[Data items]

----------------------------------------

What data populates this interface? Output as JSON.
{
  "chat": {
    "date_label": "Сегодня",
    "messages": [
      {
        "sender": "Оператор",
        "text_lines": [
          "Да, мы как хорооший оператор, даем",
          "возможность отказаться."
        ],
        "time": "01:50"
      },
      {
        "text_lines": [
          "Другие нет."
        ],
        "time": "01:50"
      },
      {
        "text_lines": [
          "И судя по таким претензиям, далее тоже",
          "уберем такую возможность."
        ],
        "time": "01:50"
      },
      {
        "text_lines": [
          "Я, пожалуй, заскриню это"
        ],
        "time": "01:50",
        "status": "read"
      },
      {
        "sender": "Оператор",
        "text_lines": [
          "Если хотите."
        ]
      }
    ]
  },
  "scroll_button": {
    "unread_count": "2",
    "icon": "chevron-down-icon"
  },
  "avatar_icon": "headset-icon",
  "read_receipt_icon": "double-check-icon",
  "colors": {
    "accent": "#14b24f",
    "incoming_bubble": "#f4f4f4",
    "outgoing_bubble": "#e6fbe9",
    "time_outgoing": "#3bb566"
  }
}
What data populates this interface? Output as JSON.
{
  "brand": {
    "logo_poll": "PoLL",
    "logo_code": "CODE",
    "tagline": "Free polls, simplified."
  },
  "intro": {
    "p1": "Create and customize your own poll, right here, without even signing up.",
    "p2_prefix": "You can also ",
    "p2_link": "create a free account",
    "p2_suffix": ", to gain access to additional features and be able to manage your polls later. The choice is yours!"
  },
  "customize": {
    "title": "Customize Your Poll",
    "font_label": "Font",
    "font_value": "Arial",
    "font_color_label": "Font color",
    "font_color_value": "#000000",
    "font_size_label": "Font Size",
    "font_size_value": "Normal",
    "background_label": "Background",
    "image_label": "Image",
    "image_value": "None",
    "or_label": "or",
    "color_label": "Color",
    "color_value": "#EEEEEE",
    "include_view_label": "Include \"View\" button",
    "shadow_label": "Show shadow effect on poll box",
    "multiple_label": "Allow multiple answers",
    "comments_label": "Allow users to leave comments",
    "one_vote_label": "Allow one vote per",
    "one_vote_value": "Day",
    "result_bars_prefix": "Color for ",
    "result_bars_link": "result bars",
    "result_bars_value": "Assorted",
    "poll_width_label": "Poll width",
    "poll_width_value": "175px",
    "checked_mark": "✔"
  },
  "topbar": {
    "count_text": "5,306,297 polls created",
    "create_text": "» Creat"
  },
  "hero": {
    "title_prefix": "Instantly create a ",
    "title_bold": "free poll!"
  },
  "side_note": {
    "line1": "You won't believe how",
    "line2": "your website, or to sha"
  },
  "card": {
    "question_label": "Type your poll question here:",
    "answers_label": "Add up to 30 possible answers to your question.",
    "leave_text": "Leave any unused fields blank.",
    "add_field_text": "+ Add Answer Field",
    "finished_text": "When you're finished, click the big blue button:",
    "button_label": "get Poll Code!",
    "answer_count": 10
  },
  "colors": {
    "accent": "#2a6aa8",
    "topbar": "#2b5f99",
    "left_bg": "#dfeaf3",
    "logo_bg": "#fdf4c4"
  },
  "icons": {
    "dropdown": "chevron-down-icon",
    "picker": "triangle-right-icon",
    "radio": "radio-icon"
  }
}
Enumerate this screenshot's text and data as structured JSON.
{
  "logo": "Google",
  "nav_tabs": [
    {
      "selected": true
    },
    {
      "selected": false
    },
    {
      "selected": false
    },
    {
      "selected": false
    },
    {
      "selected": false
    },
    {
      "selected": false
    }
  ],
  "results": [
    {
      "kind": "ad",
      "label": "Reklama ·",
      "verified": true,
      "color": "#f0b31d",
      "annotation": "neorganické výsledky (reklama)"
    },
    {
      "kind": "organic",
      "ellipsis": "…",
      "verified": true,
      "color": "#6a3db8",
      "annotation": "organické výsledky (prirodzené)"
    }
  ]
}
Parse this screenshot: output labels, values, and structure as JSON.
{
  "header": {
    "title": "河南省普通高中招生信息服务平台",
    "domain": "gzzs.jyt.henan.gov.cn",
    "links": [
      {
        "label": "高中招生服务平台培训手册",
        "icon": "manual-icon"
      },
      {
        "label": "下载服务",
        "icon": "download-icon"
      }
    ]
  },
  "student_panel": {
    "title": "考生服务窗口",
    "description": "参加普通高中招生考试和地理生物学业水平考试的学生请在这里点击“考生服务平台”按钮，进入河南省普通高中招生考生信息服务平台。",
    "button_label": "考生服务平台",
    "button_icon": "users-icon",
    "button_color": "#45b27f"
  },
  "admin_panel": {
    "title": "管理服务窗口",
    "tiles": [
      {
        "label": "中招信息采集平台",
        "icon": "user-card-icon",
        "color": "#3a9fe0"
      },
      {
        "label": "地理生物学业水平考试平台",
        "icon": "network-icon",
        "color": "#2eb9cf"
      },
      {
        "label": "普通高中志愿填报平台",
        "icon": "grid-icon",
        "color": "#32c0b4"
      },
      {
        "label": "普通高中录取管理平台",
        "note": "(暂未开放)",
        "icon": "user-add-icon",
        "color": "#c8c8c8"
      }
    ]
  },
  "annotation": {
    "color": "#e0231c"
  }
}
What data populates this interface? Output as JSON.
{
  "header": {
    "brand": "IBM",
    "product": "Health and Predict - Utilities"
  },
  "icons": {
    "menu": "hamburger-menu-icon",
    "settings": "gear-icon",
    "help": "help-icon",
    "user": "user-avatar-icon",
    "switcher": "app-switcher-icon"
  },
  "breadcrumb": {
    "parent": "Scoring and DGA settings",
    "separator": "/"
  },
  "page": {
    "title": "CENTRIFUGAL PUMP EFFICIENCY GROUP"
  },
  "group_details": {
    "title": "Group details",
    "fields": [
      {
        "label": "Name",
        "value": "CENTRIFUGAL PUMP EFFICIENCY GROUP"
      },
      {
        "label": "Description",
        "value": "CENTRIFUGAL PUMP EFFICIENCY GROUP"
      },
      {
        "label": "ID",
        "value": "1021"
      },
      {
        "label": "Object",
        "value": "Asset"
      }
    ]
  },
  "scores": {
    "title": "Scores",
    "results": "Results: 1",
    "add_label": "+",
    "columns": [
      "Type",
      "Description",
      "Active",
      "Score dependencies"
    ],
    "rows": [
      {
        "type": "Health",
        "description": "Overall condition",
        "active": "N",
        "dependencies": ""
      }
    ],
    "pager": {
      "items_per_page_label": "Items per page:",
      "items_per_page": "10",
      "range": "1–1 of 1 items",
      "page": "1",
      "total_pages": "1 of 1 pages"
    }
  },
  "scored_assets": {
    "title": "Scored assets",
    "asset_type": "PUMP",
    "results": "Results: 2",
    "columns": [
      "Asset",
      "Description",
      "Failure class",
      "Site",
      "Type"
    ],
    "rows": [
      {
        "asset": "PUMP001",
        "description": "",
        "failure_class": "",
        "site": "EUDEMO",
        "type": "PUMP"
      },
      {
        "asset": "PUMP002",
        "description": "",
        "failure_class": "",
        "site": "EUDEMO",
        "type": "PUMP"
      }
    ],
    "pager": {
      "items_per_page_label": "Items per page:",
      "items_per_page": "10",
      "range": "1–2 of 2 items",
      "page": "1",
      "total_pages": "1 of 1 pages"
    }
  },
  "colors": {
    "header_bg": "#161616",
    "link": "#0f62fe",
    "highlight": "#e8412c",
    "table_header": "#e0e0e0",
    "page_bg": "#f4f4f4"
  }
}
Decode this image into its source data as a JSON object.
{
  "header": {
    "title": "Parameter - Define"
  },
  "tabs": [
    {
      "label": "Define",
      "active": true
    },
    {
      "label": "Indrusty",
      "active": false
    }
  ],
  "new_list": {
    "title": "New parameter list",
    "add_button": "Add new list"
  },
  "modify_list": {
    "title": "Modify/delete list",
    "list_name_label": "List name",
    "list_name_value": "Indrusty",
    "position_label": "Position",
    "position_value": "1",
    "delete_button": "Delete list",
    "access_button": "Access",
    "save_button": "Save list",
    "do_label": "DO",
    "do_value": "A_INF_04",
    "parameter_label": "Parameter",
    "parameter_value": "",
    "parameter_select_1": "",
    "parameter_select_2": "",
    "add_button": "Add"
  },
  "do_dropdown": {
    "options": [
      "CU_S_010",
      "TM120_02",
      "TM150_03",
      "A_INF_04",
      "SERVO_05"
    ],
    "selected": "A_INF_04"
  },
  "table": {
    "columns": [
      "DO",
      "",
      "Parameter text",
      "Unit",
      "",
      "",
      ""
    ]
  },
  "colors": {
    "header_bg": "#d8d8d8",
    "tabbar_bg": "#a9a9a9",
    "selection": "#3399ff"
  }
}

----------------------------------------

## Directions for this task
Among the entries above, identify all lines with "true" and copy them.

## Solved problem
      "selected": true
      "verified": true,
      "verified": true,
      "active": true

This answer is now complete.